● What is required:
Below are the records; pull every line that includes "manche".

● Data records:
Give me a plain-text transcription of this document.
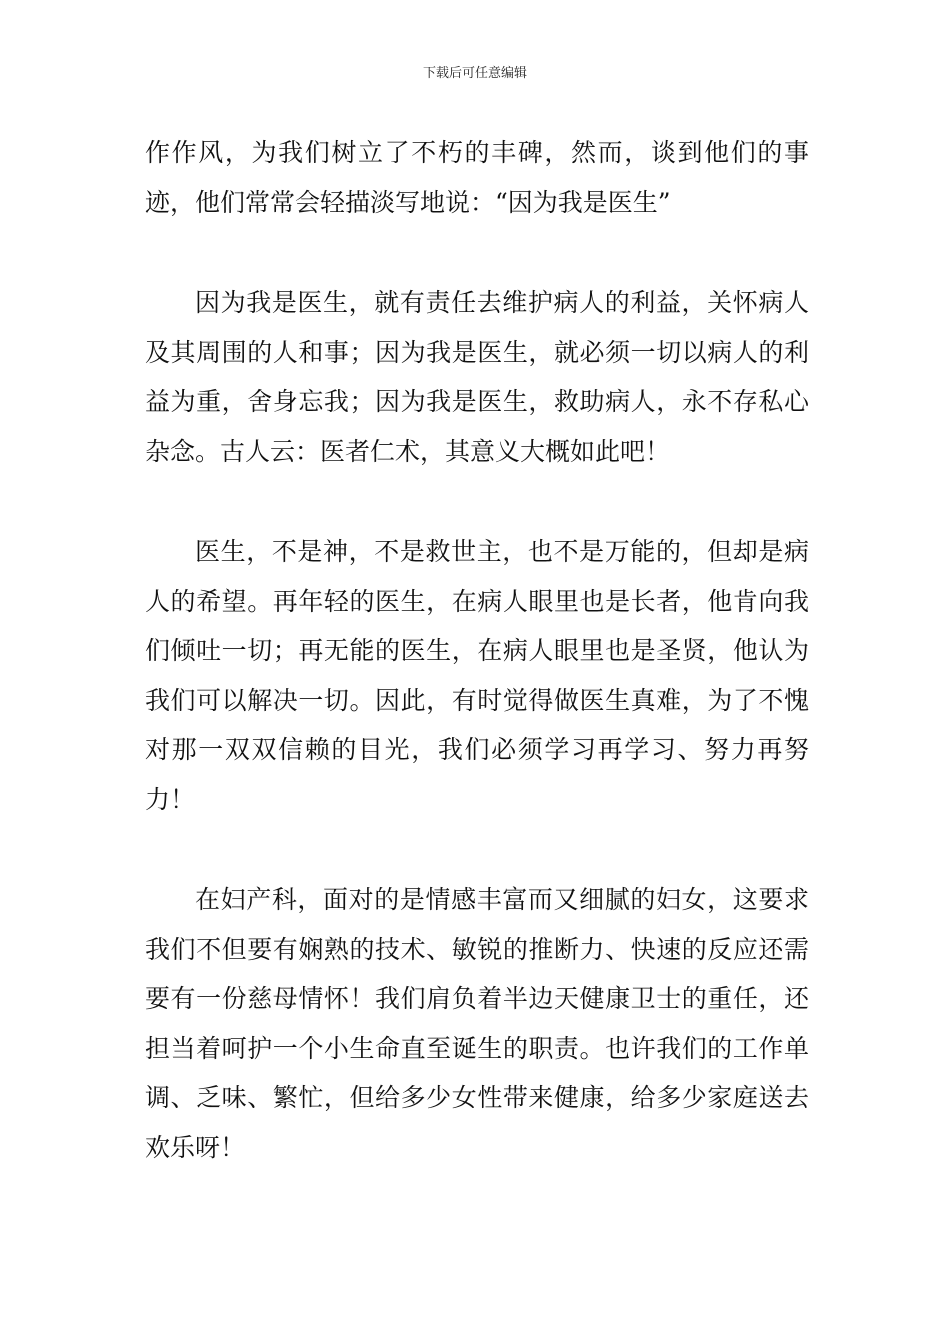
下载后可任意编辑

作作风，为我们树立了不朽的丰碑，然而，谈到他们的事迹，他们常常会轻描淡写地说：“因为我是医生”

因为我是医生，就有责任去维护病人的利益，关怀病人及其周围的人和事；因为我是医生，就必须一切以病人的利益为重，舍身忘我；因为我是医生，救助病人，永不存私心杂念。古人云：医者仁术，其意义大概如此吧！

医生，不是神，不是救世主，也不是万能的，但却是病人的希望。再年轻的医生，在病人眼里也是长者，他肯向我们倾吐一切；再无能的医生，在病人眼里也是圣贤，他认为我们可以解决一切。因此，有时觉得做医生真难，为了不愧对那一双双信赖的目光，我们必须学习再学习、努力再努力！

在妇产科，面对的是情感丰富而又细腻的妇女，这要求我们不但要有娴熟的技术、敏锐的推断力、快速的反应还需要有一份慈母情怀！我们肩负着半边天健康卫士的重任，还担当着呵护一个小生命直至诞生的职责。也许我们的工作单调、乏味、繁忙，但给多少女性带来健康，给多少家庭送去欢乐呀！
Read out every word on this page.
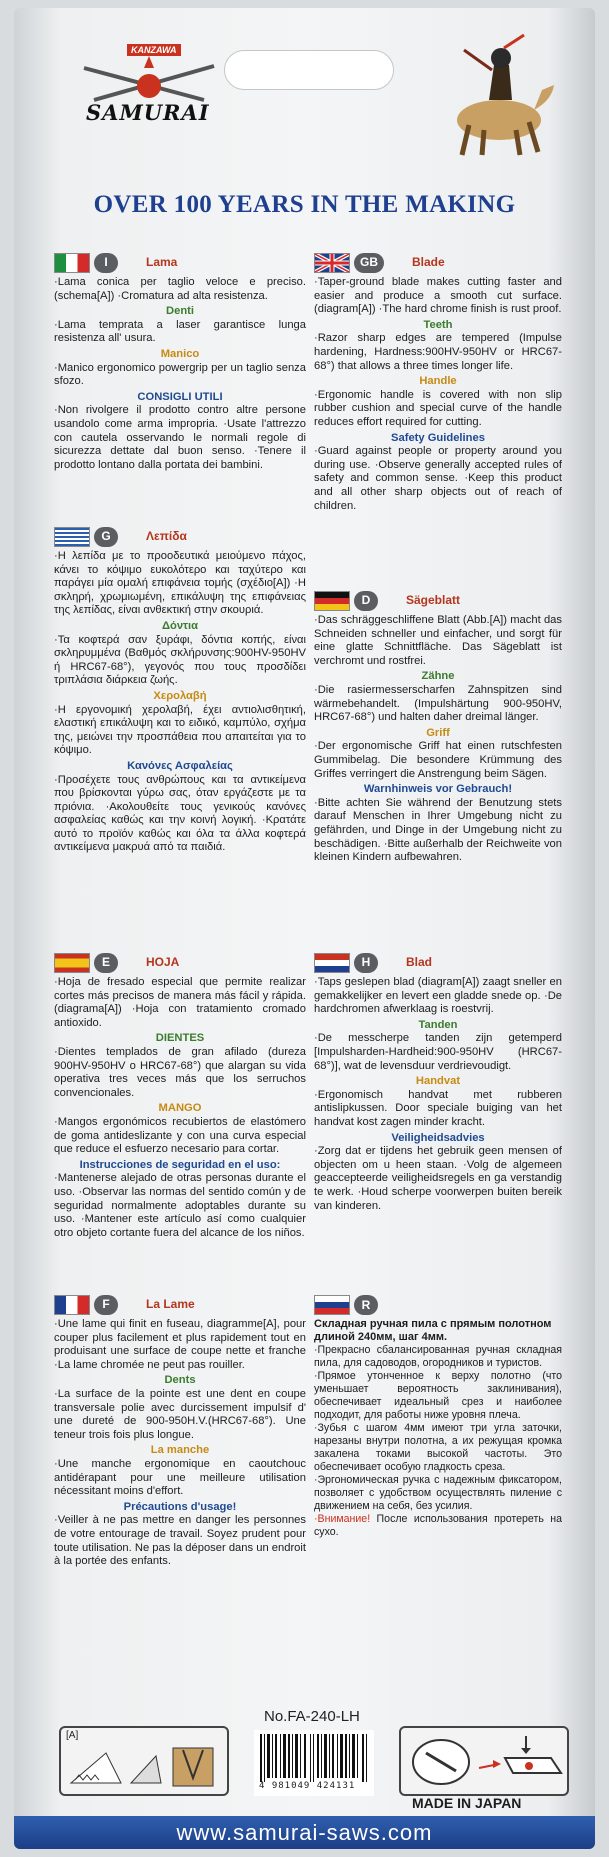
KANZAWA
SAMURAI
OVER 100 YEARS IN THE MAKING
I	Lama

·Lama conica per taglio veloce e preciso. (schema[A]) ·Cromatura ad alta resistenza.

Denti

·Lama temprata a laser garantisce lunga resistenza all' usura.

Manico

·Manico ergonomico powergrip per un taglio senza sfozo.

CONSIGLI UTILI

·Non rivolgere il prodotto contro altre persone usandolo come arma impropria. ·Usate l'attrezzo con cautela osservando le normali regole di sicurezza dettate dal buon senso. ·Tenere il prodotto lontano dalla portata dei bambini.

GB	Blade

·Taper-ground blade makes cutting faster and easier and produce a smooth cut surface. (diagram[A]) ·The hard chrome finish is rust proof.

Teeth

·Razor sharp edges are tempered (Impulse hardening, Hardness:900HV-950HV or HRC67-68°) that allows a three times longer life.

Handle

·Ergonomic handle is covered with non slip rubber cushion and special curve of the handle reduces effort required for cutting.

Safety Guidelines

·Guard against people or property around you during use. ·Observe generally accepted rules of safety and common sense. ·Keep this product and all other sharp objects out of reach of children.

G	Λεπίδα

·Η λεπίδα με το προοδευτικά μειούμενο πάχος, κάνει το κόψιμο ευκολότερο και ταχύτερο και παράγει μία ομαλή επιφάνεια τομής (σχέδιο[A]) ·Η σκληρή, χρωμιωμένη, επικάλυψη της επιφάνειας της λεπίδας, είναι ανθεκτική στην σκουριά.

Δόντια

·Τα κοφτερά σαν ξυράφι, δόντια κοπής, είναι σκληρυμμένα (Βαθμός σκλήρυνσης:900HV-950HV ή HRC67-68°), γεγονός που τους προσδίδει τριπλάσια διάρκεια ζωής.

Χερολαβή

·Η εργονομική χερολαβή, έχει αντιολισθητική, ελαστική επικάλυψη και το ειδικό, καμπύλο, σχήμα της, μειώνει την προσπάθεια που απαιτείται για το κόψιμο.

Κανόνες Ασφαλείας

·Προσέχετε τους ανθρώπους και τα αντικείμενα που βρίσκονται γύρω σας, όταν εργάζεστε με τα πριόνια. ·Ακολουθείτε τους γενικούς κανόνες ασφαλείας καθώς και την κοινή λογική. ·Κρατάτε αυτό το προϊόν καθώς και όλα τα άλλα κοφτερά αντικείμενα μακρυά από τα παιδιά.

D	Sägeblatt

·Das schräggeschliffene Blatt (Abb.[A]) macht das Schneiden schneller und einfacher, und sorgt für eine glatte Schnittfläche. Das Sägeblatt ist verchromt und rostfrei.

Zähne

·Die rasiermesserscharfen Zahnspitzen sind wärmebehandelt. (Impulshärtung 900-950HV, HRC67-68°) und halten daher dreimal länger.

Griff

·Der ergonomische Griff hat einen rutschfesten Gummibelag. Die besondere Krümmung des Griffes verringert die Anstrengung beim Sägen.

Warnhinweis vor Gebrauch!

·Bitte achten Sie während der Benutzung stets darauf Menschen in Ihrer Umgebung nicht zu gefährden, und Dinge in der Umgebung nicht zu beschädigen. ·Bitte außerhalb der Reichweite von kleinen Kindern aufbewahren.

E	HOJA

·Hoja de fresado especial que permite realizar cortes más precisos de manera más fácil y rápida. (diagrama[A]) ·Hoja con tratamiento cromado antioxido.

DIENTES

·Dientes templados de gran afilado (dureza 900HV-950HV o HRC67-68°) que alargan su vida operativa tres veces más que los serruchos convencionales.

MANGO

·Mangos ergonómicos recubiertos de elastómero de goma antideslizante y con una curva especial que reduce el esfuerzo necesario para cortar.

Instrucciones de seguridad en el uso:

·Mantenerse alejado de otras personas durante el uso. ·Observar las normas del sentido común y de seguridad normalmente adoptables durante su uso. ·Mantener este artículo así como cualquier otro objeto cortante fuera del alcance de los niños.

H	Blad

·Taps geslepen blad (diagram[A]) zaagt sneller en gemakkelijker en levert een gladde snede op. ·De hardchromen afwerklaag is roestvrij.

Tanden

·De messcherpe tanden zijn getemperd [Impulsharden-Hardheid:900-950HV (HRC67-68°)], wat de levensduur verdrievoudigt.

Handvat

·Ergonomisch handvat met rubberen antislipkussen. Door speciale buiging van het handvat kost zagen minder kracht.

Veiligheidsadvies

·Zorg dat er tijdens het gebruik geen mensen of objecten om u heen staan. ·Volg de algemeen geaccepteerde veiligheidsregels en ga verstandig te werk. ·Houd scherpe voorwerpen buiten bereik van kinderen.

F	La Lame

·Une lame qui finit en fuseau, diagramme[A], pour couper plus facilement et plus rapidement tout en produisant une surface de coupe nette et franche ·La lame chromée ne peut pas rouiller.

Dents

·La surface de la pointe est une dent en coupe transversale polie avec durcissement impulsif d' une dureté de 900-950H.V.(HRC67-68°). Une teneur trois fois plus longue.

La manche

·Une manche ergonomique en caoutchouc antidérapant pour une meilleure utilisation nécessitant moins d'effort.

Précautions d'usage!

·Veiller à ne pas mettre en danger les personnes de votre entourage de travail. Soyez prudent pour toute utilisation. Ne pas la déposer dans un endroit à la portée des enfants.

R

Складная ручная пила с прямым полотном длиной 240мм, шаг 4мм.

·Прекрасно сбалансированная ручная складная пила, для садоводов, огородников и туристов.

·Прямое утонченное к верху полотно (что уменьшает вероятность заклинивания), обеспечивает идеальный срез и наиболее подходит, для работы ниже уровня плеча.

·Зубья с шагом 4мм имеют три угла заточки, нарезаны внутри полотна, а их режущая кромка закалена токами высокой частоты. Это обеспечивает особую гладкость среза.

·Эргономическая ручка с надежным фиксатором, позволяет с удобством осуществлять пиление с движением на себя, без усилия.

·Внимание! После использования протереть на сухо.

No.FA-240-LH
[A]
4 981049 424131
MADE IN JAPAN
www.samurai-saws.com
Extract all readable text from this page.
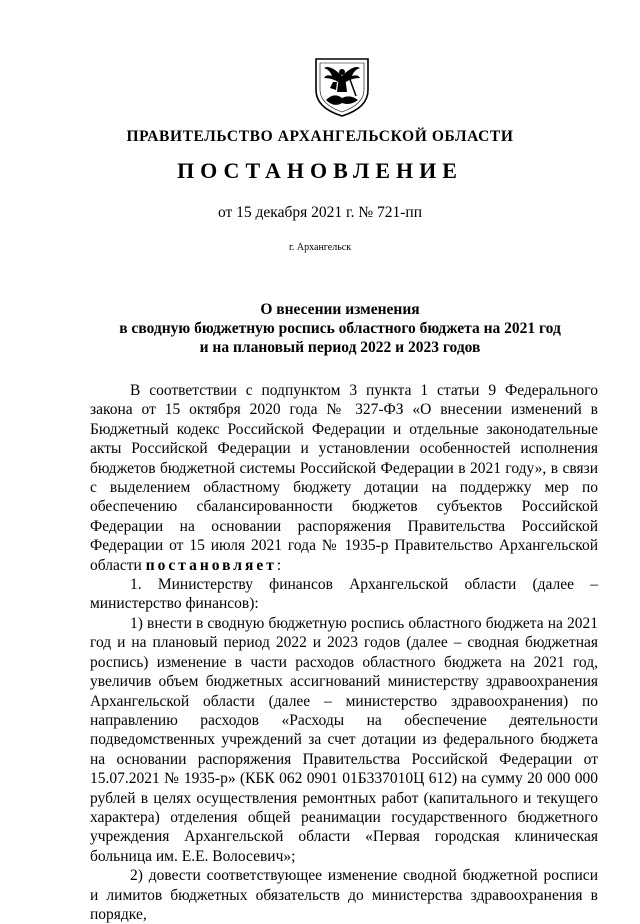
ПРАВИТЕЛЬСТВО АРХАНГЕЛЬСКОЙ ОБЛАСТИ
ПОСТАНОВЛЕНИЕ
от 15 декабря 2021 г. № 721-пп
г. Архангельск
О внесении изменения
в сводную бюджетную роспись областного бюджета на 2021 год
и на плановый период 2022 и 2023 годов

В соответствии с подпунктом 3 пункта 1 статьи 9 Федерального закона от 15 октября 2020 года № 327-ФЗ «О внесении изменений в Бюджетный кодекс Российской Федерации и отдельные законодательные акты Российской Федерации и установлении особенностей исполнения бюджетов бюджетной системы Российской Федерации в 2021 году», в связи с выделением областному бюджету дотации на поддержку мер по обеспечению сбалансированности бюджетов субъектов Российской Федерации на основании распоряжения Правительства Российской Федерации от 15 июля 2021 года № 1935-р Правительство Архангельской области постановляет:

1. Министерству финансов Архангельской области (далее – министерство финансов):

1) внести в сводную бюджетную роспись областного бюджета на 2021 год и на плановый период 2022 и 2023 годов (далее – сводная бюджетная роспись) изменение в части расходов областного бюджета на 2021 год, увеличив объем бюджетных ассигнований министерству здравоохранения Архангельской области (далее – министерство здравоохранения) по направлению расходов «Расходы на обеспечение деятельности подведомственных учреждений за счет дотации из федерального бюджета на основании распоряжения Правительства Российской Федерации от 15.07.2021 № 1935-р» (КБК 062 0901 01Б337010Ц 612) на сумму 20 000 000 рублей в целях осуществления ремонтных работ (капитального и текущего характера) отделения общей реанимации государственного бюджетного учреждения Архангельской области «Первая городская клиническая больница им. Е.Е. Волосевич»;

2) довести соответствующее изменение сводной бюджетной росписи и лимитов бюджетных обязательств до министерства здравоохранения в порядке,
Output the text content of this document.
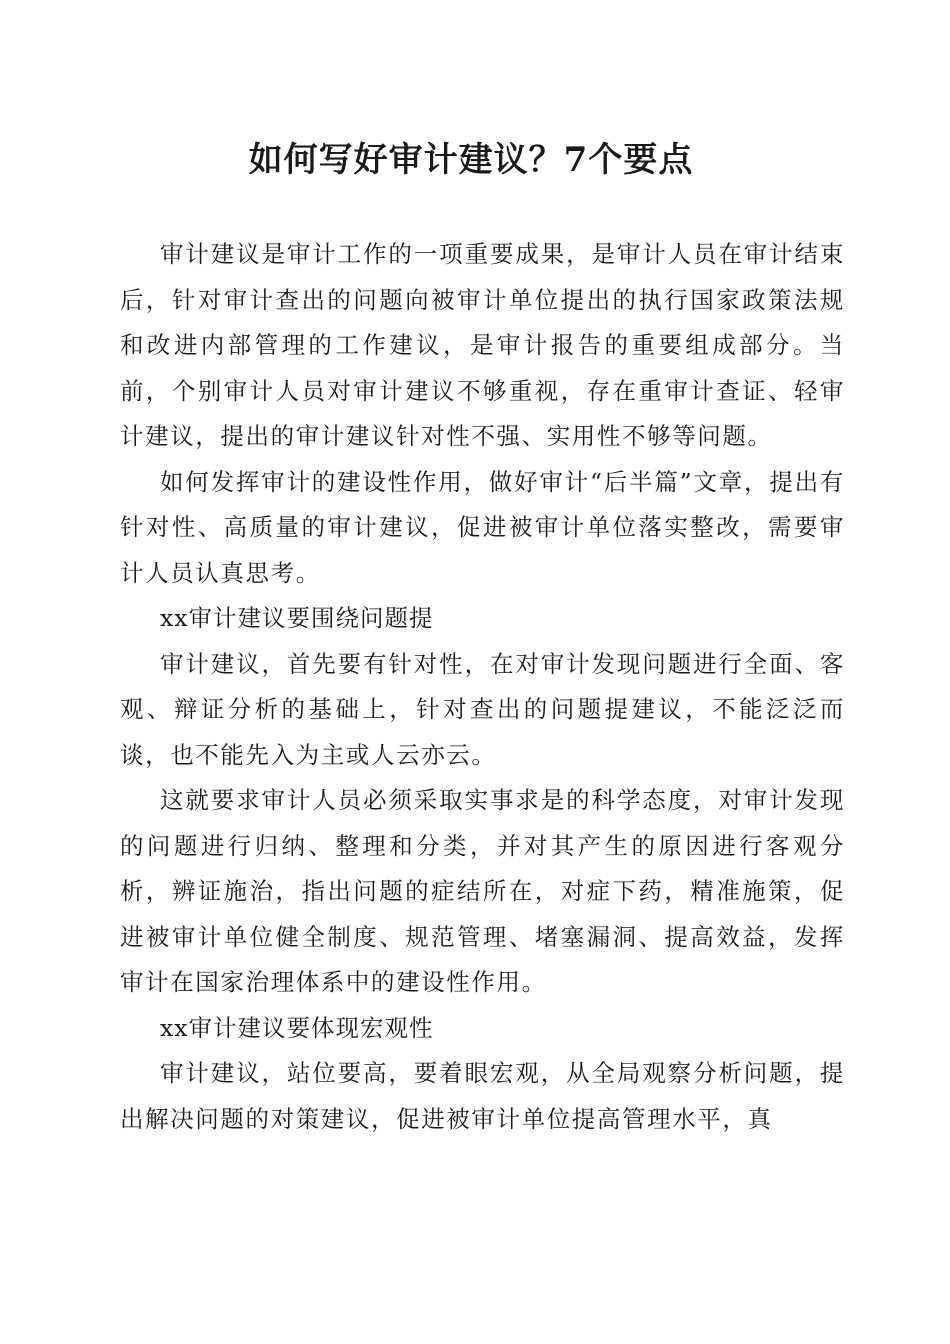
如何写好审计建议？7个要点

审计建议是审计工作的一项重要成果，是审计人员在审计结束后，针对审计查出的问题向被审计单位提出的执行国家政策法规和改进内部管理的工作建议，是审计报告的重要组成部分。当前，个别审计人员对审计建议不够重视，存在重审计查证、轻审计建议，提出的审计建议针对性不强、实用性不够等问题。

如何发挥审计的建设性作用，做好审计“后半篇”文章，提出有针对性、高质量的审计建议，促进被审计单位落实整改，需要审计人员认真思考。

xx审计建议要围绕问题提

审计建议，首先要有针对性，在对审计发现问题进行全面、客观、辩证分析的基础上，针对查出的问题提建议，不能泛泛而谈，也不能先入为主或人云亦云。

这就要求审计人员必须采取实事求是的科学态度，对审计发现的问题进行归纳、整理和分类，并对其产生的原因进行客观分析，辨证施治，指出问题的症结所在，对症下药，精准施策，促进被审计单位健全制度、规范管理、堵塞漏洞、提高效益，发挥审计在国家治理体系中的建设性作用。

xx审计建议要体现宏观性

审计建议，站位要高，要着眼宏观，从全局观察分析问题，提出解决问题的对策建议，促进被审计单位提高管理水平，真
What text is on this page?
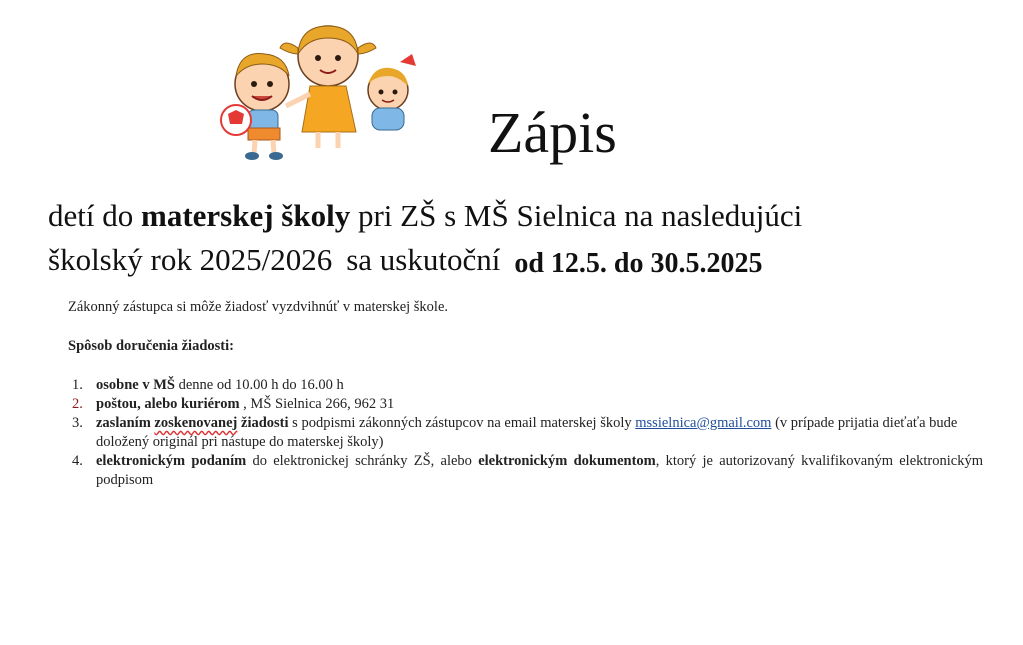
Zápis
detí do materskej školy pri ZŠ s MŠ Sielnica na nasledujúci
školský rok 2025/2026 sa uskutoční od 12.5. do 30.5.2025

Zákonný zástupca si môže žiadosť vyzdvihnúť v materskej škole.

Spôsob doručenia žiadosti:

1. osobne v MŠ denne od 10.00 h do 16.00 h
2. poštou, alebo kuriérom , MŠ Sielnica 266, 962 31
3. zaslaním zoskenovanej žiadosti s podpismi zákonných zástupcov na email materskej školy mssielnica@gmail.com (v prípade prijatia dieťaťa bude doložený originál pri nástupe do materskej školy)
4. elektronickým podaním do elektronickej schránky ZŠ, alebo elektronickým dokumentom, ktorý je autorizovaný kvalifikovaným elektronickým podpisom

● Complete response:
La manche
·Une manche ergonomique en caoutchouc antidérapant pour une meilleure utilisation nécessitant moins d'effort.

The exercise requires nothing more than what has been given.